§ Required task: In the listing below, find every line containing "Thomas" and copy it out.

[Stored items]

※

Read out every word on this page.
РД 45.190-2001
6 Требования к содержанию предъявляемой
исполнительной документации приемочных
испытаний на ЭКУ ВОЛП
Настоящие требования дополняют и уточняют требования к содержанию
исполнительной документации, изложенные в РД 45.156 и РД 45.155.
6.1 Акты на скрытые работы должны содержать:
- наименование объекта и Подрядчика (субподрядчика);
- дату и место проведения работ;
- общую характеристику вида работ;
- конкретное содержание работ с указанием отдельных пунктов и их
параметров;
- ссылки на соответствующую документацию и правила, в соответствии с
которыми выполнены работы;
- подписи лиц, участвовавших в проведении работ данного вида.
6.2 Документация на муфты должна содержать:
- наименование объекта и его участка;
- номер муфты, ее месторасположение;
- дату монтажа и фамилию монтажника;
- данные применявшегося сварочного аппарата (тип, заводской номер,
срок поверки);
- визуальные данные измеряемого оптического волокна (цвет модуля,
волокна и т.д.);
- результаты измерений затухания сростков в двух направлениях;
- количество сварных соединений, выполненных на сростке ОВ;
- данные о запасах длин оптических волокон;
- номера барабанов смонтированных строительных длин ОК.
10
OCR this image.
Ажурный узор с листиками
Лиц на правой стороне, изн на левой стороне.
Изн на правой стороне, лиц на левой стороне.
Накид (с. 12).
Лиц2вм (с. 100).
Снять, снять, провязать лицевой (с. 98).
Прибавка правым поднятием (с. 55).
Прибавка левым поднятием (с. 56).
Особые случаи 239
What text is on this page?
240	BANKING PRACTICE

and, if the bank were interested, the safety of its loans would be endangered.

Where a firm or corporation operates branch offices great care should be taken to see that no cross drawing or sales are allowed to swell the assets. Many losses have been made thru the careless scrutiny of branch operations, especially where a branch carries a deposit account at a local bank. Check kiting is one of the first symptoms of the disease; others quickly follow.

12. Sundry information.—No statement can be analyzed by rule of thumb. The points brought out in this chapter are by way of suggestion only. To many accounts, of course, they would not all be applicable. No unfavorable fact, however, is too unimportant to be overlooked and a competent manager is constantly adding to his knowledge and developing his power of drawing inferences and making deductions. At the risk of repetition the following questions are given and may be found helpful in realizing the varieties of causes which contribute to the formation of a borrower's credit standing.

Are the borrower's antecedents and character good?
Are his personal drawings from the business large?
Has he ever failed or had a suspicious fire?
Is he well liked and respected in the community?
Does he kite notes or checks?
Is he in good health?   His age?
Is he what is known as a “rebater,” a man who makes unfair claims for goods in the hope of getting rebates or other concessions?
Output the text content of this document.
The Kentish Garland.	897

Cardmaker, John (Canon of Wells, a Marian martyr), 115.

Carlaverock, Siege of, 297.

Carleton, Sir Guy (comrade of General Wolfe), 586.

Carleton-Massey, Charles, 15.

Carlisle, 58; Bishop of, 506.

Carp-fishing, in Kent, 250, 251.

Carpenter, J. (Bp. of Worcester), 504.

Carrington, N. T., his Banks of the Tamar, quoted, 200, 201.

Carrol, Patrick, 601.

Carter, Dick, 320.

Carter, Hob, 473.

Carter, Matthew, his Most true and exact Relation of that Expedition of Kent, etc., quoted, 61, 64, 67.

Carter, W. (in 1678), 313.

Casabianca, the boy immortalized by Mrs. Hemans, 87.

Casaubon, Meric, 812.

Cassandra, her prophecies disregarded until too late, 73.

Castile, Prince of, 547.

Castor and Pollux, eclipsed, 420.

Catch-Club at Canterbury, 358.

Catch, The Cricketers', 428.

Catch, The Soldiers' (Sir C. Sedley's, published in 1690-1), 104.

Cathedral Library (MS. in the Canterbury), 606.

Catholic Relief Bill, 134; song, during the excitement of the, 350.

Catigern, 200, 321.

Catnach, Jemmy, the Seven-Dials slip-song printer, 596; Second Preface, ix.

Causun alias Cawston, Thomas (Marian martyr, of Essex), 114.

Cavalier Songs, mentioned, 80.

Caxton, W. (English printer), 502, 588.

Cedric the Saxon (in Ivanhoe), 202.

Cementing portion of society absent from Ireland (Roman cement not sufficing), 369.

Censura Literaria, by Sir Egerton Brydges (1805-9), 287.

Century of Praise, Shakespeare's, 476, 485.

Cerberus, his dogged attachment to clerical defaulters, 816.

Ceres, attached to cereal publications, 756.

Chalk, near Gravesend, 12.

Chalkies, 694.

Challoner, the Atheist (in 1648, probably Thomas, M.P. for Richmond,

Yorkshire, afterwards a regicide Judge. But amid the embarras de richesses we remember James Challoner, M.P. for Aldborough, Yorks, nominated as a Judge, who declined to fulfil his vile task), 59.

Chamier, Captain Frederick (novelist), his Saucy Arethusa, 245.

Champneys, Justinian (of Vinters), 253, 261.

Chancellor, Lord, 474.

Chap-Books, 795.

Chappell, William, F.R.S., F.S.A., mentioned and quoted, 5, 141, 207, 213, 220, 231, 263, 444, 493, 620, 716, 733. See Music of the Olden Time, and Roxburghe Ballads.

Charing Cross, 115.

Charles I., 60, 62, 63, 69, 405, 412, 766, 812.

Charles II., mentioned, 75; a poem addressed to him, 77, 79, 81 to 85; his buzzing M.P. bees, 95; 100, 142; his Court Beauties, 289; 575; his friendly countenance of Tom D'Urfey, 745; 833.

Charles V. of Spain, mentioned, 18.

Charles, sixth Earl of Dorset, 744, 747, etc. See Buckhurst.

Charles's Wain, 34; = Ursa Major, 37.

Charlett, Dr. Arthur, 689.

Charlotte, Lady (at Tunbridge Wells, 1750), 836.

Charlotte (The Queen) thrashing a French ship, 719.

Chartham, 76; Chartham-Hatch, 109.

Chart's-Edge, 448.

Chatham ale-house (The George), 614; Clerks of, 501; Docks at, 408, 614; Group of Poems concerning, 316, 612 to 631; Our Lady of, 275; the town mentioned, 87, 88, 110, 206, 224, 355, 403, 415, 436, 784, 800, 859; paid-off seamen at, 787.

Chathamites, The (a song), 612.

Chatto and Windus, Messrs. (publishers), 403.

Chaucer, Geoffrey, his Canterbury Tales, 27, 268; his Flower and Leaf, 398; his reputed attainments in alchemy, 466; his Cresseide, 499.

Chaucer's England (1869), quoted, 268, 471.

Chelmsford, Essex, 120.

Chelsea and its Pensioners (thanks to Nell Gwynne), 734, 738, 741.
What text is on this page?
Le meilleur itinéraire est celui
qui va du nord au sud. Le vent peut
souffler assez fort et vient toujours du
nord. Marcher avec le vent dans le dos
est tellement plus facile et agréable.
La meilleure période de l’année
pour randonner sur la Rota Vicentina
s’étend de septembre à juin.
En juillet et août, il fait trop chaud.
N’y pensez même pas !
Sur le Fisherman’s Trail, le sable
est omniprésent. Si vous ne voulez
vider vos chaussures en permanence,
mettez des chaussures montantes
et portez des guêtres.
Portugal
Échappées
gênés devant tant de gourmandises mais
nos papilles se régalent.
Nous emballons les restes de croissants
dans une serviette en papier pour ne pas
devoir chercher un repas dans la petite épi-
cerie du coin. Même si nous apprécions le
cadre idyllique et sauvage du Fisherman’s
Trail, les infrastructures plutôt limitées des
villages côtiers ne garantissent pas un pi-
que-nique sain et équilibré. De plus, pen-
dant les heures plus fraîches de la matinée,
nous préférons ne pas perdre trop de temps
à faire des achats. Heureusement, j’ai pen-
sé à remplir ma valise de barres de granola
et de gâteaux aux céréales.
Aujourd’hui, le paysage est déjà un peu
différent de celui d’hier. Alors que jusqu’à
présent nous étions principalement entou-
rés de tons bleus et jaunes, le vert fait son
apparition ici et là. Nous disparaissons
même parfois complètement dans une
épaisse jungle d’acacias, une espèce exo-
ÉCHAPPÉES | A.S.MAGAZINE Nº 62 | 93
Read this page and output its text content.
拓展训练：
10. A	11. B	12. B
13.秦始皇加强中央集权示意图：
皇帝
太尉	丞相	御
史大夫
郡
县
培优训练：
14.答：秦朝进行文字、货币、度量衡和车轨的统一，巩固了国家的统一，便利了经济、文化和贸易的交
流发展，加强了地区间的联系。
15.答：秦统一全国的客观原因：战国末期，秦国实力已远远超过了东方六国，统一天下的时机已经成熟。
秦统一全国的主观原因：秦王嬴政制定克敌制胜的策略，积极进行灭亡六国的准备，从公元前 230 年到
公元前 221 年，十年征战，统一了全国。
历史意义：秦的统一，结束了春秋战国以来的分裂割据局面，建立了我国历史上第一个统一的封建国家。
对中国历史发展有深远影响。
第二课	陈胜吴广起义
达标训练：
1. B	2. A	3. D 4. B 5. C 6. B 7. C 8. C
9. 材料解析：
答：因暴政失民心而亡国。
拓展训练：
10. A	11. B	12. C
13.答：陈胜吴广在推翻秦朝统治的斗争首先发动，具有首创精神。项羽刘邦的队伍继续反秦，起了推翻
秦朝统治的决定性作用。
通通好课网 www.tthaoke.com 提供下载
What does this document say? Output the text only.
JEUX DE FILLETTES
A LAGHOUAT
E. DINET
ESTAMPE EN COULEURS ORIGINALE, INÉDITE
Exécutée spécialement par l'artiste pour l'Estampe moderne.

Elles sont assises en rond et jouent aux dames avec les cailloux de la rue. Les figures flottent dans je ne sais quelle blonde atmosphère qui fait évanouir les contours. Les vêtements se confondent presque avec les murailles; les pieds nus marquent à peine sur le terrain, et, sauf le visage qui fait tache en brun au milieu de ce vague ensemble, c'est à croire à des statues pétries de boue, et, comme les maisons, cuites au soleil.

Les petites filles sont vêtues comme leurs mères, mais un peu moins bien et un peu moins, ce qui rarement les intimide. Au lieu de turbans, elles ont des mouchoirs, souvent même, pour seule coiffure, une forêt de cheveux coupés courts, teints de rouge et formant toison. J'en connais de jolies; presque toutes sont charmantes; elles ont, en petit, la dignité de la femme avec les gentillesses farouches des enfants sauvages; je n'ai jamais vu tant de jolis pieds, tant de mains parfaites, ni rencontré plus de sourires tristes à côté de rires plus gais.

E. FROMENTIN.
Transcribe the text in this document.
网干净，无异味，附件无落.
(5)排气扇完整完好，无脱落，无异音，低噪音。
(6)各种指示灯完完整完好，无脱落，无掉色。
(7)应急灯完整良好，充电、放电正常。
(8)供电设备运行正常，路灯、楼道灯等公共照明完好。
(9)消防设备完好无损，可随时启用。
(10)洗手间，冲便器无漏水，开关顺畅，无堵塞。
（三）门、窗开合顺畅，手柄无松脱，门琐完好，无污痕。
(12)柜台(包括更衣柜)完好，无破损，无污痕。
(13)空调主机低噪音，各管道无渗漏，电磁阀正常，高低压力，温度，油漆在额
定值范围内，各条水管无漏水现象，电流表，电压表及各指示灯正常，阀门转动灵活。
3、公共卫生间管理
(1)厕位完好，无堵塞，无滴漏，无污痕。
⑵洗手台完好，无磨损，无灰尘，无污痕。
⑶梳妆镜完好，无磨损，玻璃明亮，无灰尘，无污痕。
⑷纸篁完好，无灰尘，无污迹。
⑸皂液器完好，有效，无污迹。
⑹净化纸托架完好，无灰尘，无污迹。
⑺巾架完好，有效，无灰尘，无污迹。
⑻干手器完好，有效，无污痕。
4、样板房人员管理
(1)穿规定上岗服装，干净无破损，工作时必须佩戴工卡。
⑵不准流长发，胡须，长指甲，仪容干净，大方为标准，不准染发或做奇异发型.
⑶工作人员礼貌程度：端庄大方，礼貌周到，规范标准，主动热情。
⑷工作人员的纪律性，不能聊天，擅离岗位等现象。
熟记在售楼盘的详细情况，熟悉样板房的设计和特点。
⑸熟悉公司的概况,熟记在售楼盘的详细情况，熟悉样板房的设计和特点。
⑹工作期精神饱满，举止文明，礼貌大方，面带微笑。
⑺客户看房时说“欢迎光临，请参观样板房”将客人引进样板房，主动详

※

§ Finished task:
Causun alias Cawston, Thomas (Marian martyr, of Essex), 114.
Challoner, the Atheist (in 1648, probably Thomas, M.P. for Richmond,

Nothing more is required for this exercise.